SELECTED PASSAGE:

########################################

Wednesday, 24 August 2011

On being blown to the horizon

We started early, but not so early as to miss a red squirrel picking up and eating a fallen scrap of Alice's chocolate cake. If she was using the standard family recipe which includes a bit of coffee, there was the possibility of the squirrel going hyper on caffeine. This trope has been explored in the movies Hoodwinked and Over the hedge with "hilarious results" to borrow a phrase from old British TV listings.

The wind seemed against us most of the day. Initial and optimistic applications of sunscreen were relatively in vain as bright sunshine gave way to significant cloud cover.

We stopped in Clarenville for lunch as well as some internetting at the tourist information office. The next one in Goobies beside the statue of Morris the moose didn't have wifi. In fact, their computer had a dial up connection. The road out of Clarenville was quite dramatic, almost hacked out of a cliff!

We spent the night at the Tanker Inn which is a blue collar motel in Arnold's Cove. It was built in the early seventies to serve the workers at nearby Come-By-Chance whose refinery has a nicer name than history. In 2009, it was bought by Korean state oil company. At supper, there were two East Asian men at a table near us along with a group of Westerners. My theory is that the Asian men were Koreans from the head office.

The next day saw fog turn quickly to rain and what might have been an interesting crossing of the isthmus to the Avalon Peninsula turn into a wet slog. There were some sightings of dramatic barren landscapes in the fog, but nothing to lift our spirits. At Whitbourne, we stopped at the tourist information office to figure out where we would spend the night. After some discussion, Margo suggested that we call it day and hole up in the nearest motel or similar. Chris and I heartily agreed to this suggestion. Unfortunately, the nearest accommodation proved to be in Broad Cove, 10 km or so off the TCH, between South Dildo and Dildo, towns so rude that their names can't be used in certain Southern States. ;-)

The next morning, we got up late in order to get to a nearby whaling and sealing museum. It was poorly labelled, badly organised and glossed over the fact that whaling in the area had been a short-lived boondoggle. It did have an interesting photo of a two-headed Minke whale foetus that had been cut out of its mother. The museum also spared us the worst of an intense downpour. The day passed fairly drearily until mid-afternoon when a young woman on a lightly laden touring bike passed me out of the fog on a hill. A little later, I came up to here at the turn off the TCH we intended to take. We chatted for a bit as I waited for Margo and Chris and she for her dad. She and her dad had set out from Victoria some nine weeks earlier, after some pleasantries we parted company, they straight to St. John's and we to Witless Bay.

The fog began to lift as we proceeded along route 13, with a stiff tailwind. The landscape was very windswept with few and stunted trees. There also sign saying you should stay off of the road in bad weather. We whizzed along the road.

The Atlantic seemed to lurk just beyond the curve of the Earth, beckoning me, the horizon having been brought. I had the feeling of being blown to the end of the road.

Near the sea we turned South to our efficiency unit where our hostess spoiled us with raisin buns and banana bread. I got to use the phrase "my cup runneth over" in conversation.

########################################

EXTRACTED ENTRIES:
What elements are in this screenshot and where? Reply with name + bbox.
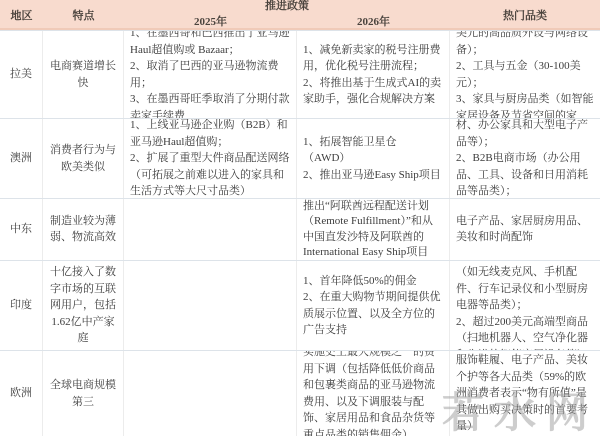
header-features: 特点 <box>43 0 124 29</box>
cell-categories: 1、重型大件商品（健身器材、办公家具和大型电子产品等）； 2、B2B电商市场（办… <box>450 119 600 198</box>
header-policy-label: 推进政策 <box>124 0 450 13</box>
cell-policy-2025 <box>124 351 297 436</box>
cell-features: 十亿接入了数字市场的互联网用户，包括1.62亿中产家庭 <box>43 261 124 350</box>
cell-policy-2026: 1、首年降低50%的佣金 2、在重大购物节期间提供优质展示位置、以及全方位的广告… <box>297 261 450 350</box>
table-row-europe: 欧洲 全球电商规模第三 实施史上最大规模之一的费用下调（包括降低低价商品和包裹类… <box>0 350 600 436</box>
cell-region: 中东 <box>0 199 43 260</box>
cell-features: 消费者行为与欧美类似 <box>43 119 124 198</box>
cell-policy-2025 <box>124 261 297 350</box>
regions-policy-table: 地区 特点 推进政策 2025年 2026年 热门品类 拉美 电商赛道增长快 1… <box>0 0 600 436</box>
table-row-australia: 澳洲 消费者行为与欧美类似 1、上线亚马逊企业购（B2B）和亚马逊Haul超值购… <box>0 118 600 198</box>
cell-features: 全球电商规模第三 <box>43 351 124 436</box>
header-policy-group: 推进政策 2025年 2026年 <box>124 0 450 29</box>
table-row-india: 印度 十亿接入了数字市场的互联网用户，包括1.62亿中产家庭 1、首年降低50%… <box>0 260 600 350</box>
cell-categories: 1、PC与电子配件（50-200美元的高品质外设与网络设备）； 2、工具与五金（… <box>450 31 600 118</box>
cell-policy-2026: 1、减免新卖家的税号注册费用，优化税号注册流程； 2、将推出基于生成式AI的卖家… <box>297 31 450 118</box>
header-region: 地区 <box>0 0 43 29</box>
cell-categories: 电子产品、家居厨房用品、美妆和时尚配饰 <box>450 199 600 260</box>
cell-features: 制造业较为薄弱、物流高效 <box>43 199 124 260</box>
cell-policy-2026: 实施史上最大规模之一的费用下调（包括降低低价商品和包裹类商品的亚马逊物流费用、以… <box>297 351 450 436</box>
cell-categories: 服饰鞋履、电子产品、美妆个护等各大品类（59%的欧洲消费者表示“物有所值”是其做… <box>450 351 600 436</box>
table-row-middle-east: 中东 制造业较为薄弱、物流高效 推出“阿联酋远程配送计划（Remote Fulf… <box>0 198 600 260</box>
cell-policy-2026: 1、拓展智能卫星仓（AWD） 2、推出亚马逊Easy Ship项目 <box>297 119 450 198</box>
header-year-2025: 2025年 <box>124 13 297 29</box>
cell-features: 电商赛道增长快 <box>43 31 124 118</box>
table-header-row: 地区 特点 推进政策 2025年 2026年 热门品类 <box>0 0 600 30</box>
header-year-2026: 2026年 <box>297 13 450 29</box>
cell-region: 欧洲 <box>0 351 43 436</box>
cell-region: 印度 <box>0 261 43 350</box>
cell-policy-2025: 1、在墨西哥和巴西推出了亚马逊Haul超值购或 Bazaar； 2、取消了巴西的… <box>124 31 297 118</box>
cell-policy-2026: 推出“阿联酋远程配送计划（Remote Fulfillment）”和从中国直发沙… <box>297 199 450 260</box>
cell-region: 拉美 <box>0 31 43 118</box>
cell-categories: 1、20-60美元价值型产品（如无线麦克风、手机配件、行车记录仪和小型厨房电器等… <box>450 261 600 350</box>
header-categories: 热门品类 <box>450 0 600 29</box>
cell-region: 澳洲 <box>0 119 43 198</box>
header-policy-years: 2025年 2026年 <box>124 13 450 29</box>
cell-policy-2025: 1、上线亚马逊企业购（B2B）和亚马逊Haul超值购； 2、扩展了重型大件商品配… <box>124 119 297 198</box>
table-row-latam: 拉美 电商赛道增长快 1、在墨西哥和巴西推出了亚马逊Haul超值购或 Bazaa… <box>0 30 600 118</box>
cell-policy-2025 <box>124 199 297 260</box>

########################################

WHAT TO WORK ON:
A - Revise the travel diary from "The next morning, we" up to and including "to Witless Bay.", changing "downpour" to "rainstorm".
B - Reproduce word for word the rows from the line with "header-features: 特点 <box>43 0 124 29</box>" up to and including the line with "cell-features: 全球电商规模第三 <box>43".
The travel diary and the rows come from unrelated sources.

SOLUTIONS FOR EACH TASK:
A -
The next morning, we got up late in order to get to a nearby whaling and sealing museum. It was poorly labelled, badly organised and glossed over the fact that whaling in the area had been a short-lived boondoggle. It did have an interesting photo of a two-headed Minke whale foetus that had been cut out of its mother. The museum also spared us the worst of an intense rainstorm. The day passed fairly drearily until mid-afternoon when a young woman on a lightly laden touring bike passed me out of the fog on a hill. A little later, I came up to here at the turn off the TCH we intended to take. We chatted for a bit as I waited for Margo and Chris and she for her dad. She and her dad had set out from Victoria some nine weeks earlier, after some pleasantries we parted company, they straight to St. John's and we to Witless Bay.

B -
header-features: 特点 <box>43 0 124 29</box>
cell-categories: 1、重型大件商品（健身器材、办公家具和大型电子产品等）； 2、B2B电商市场（办… <box>450 119 600 198</box>
header-policy-label: 推进政策 <box>124 0 450 13</box>
cell-policy-2025 <box>124 351 297 436</box>
cell-features: 十亿接入了数字市场的互联网用户，包括1.62亿中产家庭 <box>43 261 124 350</box>
cell-policy-2026: 1、首年降低50%的佣金 2、在重大购物节期间提供优质展示位置、以及全方位的广告… <box>297 261 450 350</box>
table-row-europe: 欧洲 全球电商规模第三 实施史上最大规模之一的费用下调（包括降低低价商品和包裹类… <box>0 350 600 436</box>
cell-region: 中东 <box>0 199 43 260</box>
cell-features: 消费者行为与欧美类似 <box>43 119 124 198</box>
cell-policy-2025 <box>124 261 297 350</box>
regions-policy-table: 地区 特点 推进政策 2025年 2026年 热门品类 拉美 电商赛道增长快 1… <box>0 0 600 436</box>
table-row-australia: 澳洲 消费者行为与欧美类似 1、上线亚马逊企业购（B2B）和亚马逊Haul超值购… <box>0 118 600 198</box>
cell-features: 全球电商规模第三 <box>43 351 124 436</box>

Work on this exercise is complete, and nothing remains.